Some people have problems on Ryzen with cooling. I can say my $40 USD CPU cooler is working fine.
MasterLiquid Lite ML240L RGB AIO
1607298754522.png
 
LOL it is the RGB one and I got it on sale 2 years ago with mail in rebate. $40USD. Just showing crap that it can cool a 5800X at high CPU clocks.
 
I have a Corsair H115i Platinum 280mm and running everything stock my 5800x was hitting 90*C with Cinebench and idling around 60 or so. I noticed the voltage would hover around 1.45v with any load.
I went and set the voltage to 1.25 and the clock speed to 4.6Ghz, idles around 40 and maxes at mid 70's.
 
Ok, that's super high idle so I'd guess there's something wrong with BIOS/default setting or the cooler itself. But! strong disclaimer here cooling performance can be hard to judge. On some motherboards with stock/default settings it'll reach thermal limits without any visible performance gain, if you tweak it yourself you may get way lower temps with same or even higher scores, and there is more than one way to tweak it ;) curve optimiser, lower PBO limits, all core oc with lower voltages etc. quite often people you compare to have done some tweaking.
High voltages in "normal tasks" can and will happen as it's usually one core, for brief moment and not that high power. For multi core benchmarks over longer period you'll see way lower voltages applied.

◆ **EXERCISE INPUTS**
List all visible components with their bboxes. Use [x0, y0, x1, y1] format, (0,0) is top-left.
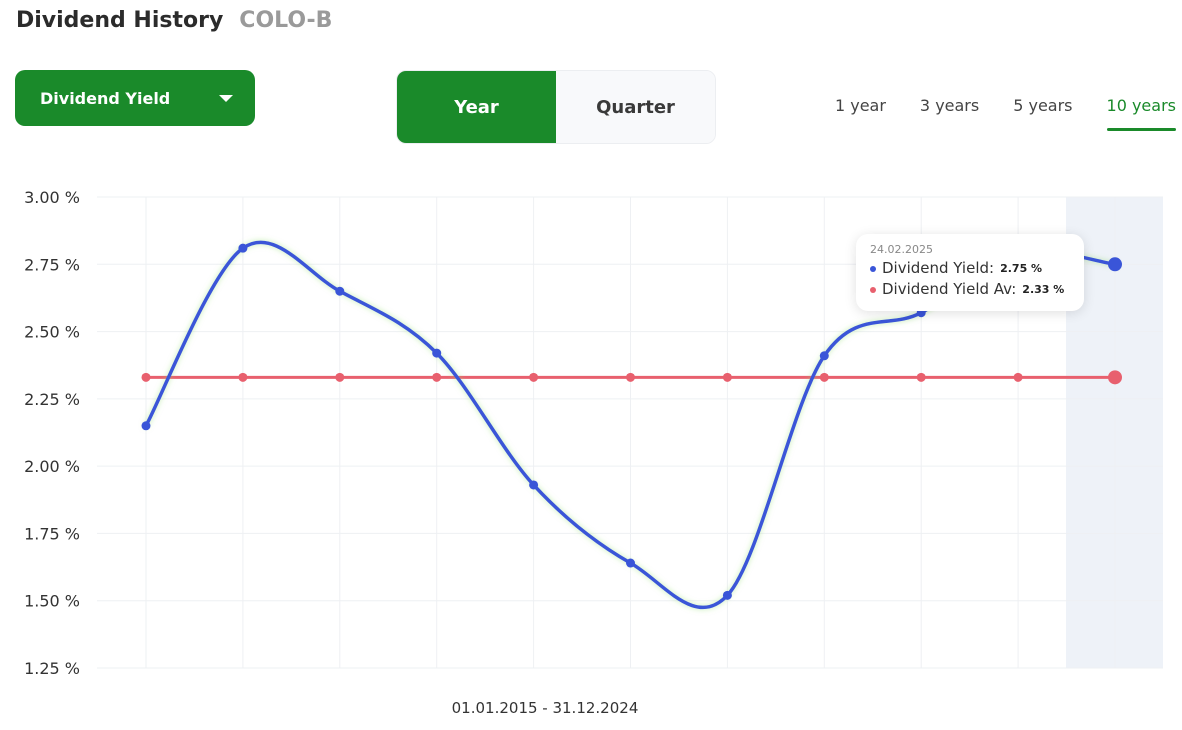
data-point-average[interactable]	[626, 372, 635, 382]
metric-dropdown[interactable]: Dividend Yield	[15, 70, 255, 126]
data-point-average[interactable]	[722, 372, 732, 382]
tooltip-average-label: Dividend Yield Av:	[882, 280, 1017, 298]
data-point-average[interactable]	[1108, 370, 1122, 385]
metric-dropdown-label: Dividend Yield	[40, 88, 171, 108]
period-10-years[interactable]: 10 years	[1106, 96, 1177, 131]
chart-tooltip: 24.02.2025 Dividend Yield: 2.75 % Divide…	[856, 234, 1084, 311]
data-point-dividend-yield[interactable]	[141, 421, 151, 431]
y-tick-label: 2.00 %	[24, 457, 80, 476]
data-point-average[interactable]	[819, 372, 829, 382]
tooltip-row-average: Dividend Yield Av: 2.33 %	[870, 279, 1070, 300]
period-3-years[interactable]: 3 years	[919, 96, 980, 115]
data-point-dividend-yield[interactable]	[238, 243, 248, 253]
y-tick-label: 2.25 %	[24, 390, 80, 409]
data-point-average[interactable]	[238, 372, 248, 382]
y-tick-label: 2.50 %	[24, 323, 80, 342]
tooltip-date: 24.02.2025	[870, 243, 933, 256]
grid-lines	[97, 196, 1163, 669]
data-point-dividend-yield[interactable]	[1108, 257, 1122, 272]
date-range-label: 01.01.2015 - 31.12.2024	[451, 699, 639, 717]
data-point-average[interactable]	[529, 372, 539, 382]
tooltip-average-value: 2.33 %	[1022, 283, 1065, 296]
data-point-average[interactable]	[432, 372, 442, 382]
tooltip-row-yield: Dividend Yield: 2.75 %	[870, 258, 1070, 279]
data-point-dividend-yield[interactable]	[722, 590, 732, 600]
y-tick-label: 1.25 %	[24, 659, 80, 678]
period-selector: 1 year 3 years 5 years 10 years	[834, 96, 1177, 131]
y-tick-label: 2.75 %	[24, 255, 80, 274]
data-point-dividend-yield[interactable]	[335, 286, 345, 296]
data-point-average[interactable]	[1013, 372, 1023, 382]
tab-quarter[interactable]: Quarter	[556, 71, 715, 143]
data-point-average[interactable]	[916, 372, 926, 382]
yield-dot-icon	[870, 265, 876, 272]
data-point-average[interactable]	[335, 372, 345, 382]
y-axis-ticks: 3.00 % 2.75 % 2.50 % 2.25 % 2.00 % 1.75 % 1.50…	[24, 188, 80, 678]
tooltip-yield-label: Dividend Yield:	[882, 259, 995, 277]
period-5-years[interactable]: 5 years	[1013, 96, 1073, 115]
data-point-dividend-yield[interactable]	[819, 351, 829, 361]
data-point-average[interactable]	[141, 372, 151, 382]
y-tick-label: 3.00 %	[24, 188, 80, 207]
period-1-year[interactable]: 1 year	[834, 96, 886, 115]
y-tick-label: 1.75 %	[24, 524, 80, 543]
average-dot-icon	[870, 286, 876, 293]
data-point-dividend-yield[interactable]	[529, 480, 539, 490]
page-title: Dividend History	[16, 8, 224, 33]
tooltip-yield-value: 2.75 %	[1000, 262, 1043, 275]
ticker-symbol: COLO-B	[239, 8, 333, 33]
data-point-dividend-yield[interactable]	[626, 558, 635, 568]
dividend-yield-chart: 3.00 % 2.75 % 2.50 % 2.25 % 2.00 % 1.75 % 1.50…	[24, 188, 1163, 678]
view-toggle: Year Quarter	[396, 70, 716, 144]
data-point-dividend-yield[interactable]	[432, 348, 442, 358]
y-tick-label: 1.50 %	[24, 592, 80, 611]
tab-year[interactable]: Year	[397, 71, 556, 143]
chevron-down-icon	[219, 94, 233, 102]
page-header: Dividend History COLO-B	[16, 8, 332, 33]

◆ **TASKS AND EXERCISES**
1 - In the listing, swap "interactable" for "clickable" in the part that opens with the line containing "372, 635, 382]" and closes with the line containing "286, 345, 296]". Return only those lines, with everything else unchanged.
2 - Carry on the forum discussion about Ryzen CPU cooling from where it stops.
The forum posts about cooling and the listing have nothing to do with each other.

◆ **RESPONSES**
1 -
data-point-average[clickable]	[626, 372, 635, 382]
metric-dropdown[clickable]: Dividend Yield	[15, 70, 255, 126]
data-point-average[clickable]	[722, 372, 732, 382]
tooltip-average-label: Dividend Yield Av:	[882, 280, 1017, 298]
data-point-average[clickable]	[1108, 370, 1122, 385]
metric-dropdown-label: Dividend Yield	[40, 88, 171, 108]
period-10-years[clickable]: 10 years	[1106, 96, 1177, 131]
chart-tooltip: 24.02.2025 Dividend Yield: 2.75 % Divide…	[856, 234, 1084, 311]
data-point-dividend-yield[clickable]	[141, 421, 151, 431]
y-tick-label: 2.00 %	[24, 457, 80, 476]
data-point-average[clickable]	[819, 372, 829, 382]
tooltip-row-average: Dividend Yield Av: 2.33 %	[870, 279, 1070, 300]
period-3-years[clickable]: 3 years	[919, 96, 980, 115]
data-point-dividend-yield[clickable]	[238, 243, 248, 253]
y-tick-label: 2.25 %	[24, 390, 80, 409]
data-point-average[clickable]	[238, 372, 248, 382]
y-tick-label: 2.50 %	[24, 323, 80, 342]
tooltip-date: 24.02.2025	[870, 243, 933, 256]
grid-lines	[97, 196, 1163, 669]
data-point-dividend-yield[clickable]	[1108, 257, 1122, 272]
date-range-label: 01.01.2015 - 31.12.2024	[451, 699, 639, 717]
data-point-average[clickable]	[529, 372, 539, 382]
tooltip-average-value: 2.33 %	[1022, 283, 1065, 296]
data-point-average[clickable]	[432, 372, 442, 382]
tooltip-row-yield: Dividend Yield: 2.75 %	[870, 258, 1070, 279]
data-point-dividend-yield[clickable]	[722, 590, 732, 600]
y-tick-label: 1.25 %	[24, 659, 80, 678]
period-selector: 1 year 3 years 5 years 10 years	[834, 96, 1177, 131]
y-tick-label: 2.75 %	[24, 255, 80, 274]
data-point-dividend-yield[clickable]	[335, 286, 345, 296]

2 -
 
Ok, that's super high idle so I'd guess there's something wrong with BIOS/default setting or the cooler itself. But! strong disclaimer here cooling performance can be hard to judge. On some motherboards with stock/default settings it'll reach thermal limits without any visible performance gain, if you tweak it yourself you may get way lower temps with same or even higher scores, and there is more than one way to tweak it ;) curve optimiser, lower PBO limits, all core oc with lower voltages etc. quite often people you compare to have done some tweaking.
High voltages in "normal tasks" can and will happen as it's usually one core, for brief moment and not that high power. For multi core benchmarks over longer period you'll see way lower voltages applied.
My friends TUF X570 3900X setup was the same high temps with high core voltage stock. I lowered his to 1.25v as well and idle and load temps dropped significantly with the stock Wraith Prism. 100% load was hitting over 90*C, at 1.25v load temps dropped to mid 70's.
I did put an H100i into his machine as well since I had already ordered it before I found out about lowering the voltage, and I was hearing that the Wraith Prism wasn't all that good for the 3900X to begin with.
 
Zepher
There may be something else going on with high temperatures also. I can say only from experience and I owned 2600x/3600X/3600XT/3800X/3800XT/5800X and all idle in the High 20°C and stayed under 80°C on cheap $40USD CPU cooler. Either I am extremely lucky or something else is going on. there have been plenty of talk about higher temperatures on AMD Ryzen.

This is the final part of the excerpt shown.